Aim of the exercise: Show every line in the entries below where the word "арганізацыі" appears.

Dataset entries:

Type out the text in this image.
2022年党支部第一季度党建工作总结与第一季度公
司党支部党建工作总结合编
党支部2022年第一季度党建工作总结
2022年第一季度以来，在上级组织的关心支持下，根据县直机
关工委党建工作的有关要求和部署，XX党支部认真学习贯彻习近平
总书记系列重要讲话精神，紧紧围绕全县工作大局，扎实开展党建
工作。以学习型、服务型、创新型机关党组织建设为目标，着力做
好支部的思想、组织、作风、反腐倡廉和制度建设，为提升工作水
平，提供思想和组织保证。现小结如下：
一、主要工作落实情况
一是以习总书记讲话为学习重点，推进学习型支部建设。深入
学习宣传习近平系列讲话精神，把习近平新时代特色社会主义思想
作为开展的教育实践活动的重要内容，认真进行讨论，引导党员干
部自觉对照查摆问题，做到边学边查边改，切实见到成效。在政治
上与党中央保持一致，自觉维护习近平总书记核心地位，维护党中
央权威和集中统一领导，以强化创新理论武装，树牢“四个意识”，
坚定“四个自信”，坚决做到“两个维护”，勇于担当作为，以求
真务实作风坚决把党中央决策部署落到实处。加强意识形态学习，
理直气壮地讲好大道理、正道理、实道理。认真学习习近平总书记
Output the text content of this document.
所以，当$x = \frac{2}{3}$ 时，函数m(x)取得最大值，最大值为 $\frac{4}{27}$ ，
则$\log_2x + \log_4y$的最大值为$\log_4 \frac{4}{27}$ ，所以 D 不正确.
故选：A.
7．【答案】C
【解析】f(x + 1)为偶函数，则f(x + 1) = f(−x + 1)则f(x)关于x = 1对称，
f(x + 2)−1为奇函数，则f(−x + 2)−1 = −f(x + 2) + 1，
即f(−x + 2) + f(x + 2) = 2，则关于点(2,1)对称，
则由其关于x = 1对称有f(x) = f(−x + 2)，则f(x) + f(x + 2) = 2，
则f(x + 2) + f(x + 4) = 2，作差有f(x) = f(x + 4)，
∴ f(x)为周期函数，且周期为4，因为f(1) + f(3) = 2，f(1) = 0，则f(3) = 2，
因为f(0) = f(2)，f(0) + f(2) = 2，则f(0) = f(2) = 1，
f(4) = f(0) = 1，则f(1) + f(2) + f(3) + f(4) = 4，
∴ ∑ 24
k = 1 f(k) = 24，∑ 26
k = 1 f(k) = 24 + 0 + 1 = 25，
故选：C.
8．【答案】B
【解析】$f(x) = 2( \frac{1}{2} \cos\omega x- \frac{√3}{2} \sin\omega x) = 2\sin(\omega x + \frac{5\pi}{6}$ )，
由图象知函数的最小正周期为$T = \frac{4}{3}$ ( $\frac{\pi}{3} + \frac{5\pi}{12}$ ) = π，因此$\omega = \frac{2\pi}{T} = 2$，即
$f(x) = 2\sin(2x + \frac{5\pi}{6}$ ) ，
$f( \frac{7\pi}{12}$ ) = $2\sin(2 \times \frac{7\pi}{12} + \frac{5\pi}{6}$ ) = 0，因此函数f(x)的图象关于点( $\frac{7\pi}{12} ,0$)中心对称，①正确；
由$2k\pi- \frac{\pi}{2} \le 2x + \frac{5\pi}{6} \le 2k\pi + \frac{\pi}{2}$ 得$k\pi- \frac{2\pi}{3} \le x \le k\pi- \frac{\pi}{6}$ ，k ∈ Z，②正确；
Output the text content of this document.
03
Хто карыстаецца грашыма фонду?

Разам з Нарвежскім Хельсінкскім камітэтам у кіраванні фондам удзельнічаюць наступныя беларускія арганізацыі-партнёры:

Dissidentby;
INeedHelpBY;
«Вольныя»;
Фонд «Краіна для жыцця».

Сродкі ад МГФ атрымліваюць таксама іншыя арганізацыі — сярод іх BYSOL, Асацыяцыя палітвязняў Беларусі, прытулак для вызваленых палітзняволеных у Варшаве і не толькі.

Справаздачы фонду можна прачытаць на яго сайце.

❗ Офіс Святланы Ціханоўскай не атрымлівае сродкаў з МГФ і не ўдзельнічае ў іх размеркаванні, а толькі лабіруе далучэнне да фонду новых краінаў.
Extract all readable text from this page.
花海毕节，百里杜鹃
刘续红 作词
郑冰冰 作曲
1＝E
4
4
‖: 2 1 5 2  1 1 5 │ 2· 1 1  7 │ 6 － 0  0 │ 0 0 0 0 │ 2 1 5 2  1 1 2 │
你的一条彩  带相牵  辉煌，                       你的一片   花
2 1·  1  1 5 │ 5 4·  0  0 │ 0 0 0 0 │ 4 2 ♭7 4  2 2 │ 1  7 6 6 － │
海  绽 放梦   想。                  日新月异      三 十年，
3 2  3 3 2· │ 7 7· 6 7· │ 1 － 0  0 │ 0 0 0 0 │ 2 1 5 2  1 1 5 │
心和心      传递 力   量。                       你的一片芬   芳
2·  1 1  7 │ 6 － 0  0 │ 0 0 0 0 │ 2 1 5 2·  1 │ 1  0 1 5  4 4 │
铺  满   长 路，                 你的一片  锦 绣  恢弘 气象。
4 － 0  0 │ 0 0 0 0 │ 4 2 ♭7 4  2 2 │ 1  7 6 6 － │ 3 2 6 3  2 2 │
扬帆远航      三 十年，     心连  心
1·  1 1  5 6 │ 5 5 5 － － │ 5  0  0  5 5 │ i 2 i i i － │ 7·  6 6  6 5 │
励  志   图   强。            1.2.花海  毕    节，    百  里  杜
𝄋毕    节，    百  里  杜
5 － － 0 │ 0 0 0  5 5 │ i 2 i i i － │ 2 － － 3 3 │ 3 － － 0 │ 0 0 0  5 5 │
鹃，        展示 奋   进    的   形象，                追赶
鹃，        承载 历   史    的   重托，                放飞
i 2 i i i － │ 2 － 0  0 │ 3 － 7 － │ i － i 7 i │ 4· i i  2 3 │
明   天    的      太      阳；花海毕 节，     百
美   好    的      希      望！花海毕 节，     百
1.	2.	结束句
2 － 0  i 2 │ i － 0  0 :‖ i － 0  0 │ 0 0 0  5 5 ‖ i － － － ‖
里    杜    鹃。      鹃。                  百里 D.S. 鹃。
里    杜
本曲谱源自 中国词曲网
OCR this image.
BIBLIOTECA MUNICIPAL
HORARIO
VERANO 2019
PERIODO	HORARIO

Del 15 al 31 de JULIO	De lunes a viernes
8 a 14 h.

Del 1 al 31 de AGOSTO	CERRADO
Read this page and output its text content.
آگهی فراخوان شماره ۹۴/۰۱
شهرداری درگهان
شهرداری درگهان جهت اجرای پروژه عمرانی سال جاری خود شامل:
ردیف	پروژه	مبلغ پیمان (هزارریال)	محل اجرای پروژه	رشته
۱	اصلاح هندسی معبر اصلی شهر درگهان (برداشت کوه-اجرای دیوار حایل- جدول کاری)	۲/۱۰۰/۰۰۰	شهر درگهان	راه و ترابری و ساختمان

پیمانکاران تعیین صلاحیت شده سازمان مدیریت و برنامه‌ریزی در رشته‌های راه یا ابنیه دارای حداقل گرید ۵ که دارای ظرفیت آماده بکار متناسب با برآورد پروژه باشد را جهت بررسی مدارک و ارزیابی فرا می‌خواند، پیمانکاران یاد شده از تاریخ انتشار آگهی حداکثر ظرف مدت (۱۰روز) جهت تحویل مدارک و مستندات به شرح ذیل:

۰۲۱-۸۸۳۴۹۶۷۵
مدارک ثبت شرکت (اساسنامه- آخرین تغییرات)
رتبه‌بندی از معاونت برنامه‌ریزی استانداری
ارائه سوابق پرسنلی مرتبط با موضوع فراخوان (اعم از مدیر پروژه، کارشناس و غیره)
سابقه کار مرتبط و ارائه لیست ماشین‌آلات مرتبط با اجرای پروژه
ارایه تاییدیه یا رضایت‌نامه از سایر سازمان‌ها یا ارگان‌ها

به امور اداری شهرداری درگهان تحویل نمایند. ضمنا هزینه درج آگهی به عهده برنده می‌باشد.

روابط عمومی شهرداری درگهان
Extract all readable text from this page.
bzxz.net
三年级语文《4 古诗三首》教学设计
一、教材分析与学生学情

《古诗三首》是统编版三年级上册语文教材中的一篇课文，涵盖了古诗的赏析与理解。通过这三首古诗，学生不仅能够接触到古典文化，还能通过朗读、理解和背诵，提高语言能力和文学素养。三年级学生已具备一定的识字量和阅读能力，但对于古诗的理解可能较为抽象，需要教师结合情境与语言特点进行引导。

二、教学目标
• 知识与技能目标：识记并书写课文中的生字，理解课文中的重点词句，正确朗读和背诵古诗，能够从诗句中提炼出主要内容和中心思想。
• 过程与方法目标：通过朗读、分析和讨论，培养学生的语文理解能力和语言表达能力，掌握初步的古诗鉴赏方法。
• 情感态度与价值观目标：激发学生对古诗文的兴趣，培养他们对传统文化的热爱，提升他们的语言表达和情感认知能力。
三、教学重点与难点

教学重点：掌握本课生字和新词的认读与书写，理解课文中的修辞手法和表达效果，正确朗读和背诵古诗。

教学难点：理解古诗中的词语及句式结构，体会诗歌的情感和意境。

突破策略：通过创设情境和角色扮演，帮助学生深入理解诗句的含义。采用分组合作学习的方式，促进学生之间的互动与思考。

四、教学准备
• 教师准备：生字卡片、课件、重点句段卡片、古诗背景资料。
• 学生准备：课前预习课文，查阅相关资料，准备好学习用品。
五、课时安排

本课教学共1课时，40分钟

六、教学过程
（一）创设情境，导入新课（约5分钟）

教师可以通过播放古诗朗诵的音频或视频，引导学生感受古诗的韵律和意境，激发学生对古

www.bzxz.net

Solution to the exercise:
Разам з Нарвежскім Хельсінкскім камітэтам у кіраванні фондам удзельнічаюць наступныя беларускія арганізацыі-партнёры:
Сродкі ад МГФ атрымліваюць таксама іншыя арганізацыі — сярод іх BYSOL, Асацыяцыя палітвязняў Беларусі, прытулак для вызваленых палітзняволеных у Варшаве і не толькі.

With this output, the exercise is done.